_Given task_
Pictures should be excluded; otherwise, copy every entry exactly.

_Listed records_
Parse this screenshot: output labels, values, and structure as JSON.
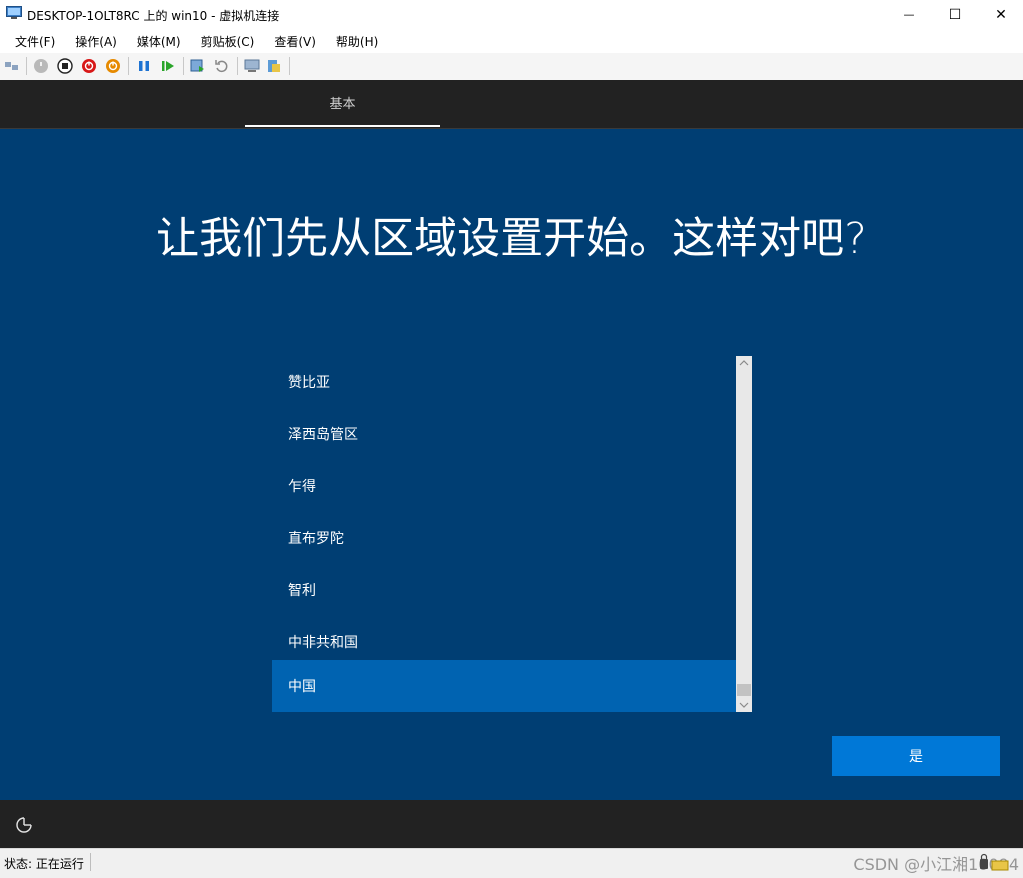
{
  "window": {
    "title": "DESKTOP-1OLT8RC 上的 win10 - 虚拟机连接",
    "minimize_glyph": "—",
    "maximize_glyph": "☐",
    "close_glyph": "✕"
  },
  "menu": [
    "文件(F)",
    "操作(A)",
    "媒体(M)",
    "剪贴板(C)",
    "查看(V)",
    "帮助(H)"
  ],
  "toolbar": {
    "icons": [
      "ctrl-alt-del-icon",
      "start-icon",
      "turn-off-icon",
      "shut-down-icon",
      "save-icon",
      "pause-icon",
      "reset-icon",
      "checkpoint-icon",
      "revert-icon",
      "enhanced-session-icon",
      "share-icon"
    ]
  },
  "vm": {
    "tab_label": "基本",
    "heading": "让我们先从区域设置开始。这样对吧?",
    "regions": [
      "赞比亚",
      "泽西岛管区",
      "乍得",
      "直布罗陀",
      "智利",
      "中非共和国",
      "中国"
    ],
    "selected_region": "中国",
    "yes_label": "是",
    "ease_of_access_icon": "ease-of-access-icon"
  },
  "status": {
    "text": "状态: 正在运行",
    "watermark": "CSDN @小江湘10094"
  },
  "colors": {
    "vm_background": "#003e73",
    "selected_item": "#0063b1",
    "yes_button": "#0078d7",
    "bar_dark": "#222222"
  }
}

_Expected answer_
Parse this screenshot: output labels, values, and structure as JSON.
{
  "window": {
    "title": "DESKTOP-1OLT8RC 上的 win10 - 虚拟机连接",
    "minimize_glyph": "—",
    "maximize_glyph": "☐",
    "close_glyph": "✕"
  },
  "menu": [
    "文件(F)",
    "操作(A)",
    "媒体(M)",
    "剪贴板(C)",
    "查看(V)",
    "帮助(H)"
  ],
  "toolbar": {
    "icons": [
      "ctrl-alt-del-icon",
      "start-icon",
      "turn-off-icon",
      "shut-down-icon",
      "save-icon",
      "pause-icon",
      "reset-icon",
      "checkpoint-icon",
      "revert-icon",
      "enhanced-session-icon",
      "share-icon"
    ]
  },
  "vm": {
    "tab_label": "基本",
    "heading": "让我们先从区域设置开始。这样对吧?",
    "regions": [
      "赞比亚",
      "泽西岛管区",
      "乍得",
      "直布罗陀",
      "智利",
      "中非共和国",
      "中国"
    ],
    "selected_region": "中国",
    "yes_label": "是",
    "ease_of_access_icon": "ease-of-access-icon"
  },
  "status": {
    "text": "状态: 正在运行",
    "watermark": "CSDN @小江湘10094"
  },
  "colors": {
    "vm_background": "#003e73",
    "selected_item": "#0063b1",
    "yes_button": "#0078d7",
    "bar_dark": "#222222"
  }
}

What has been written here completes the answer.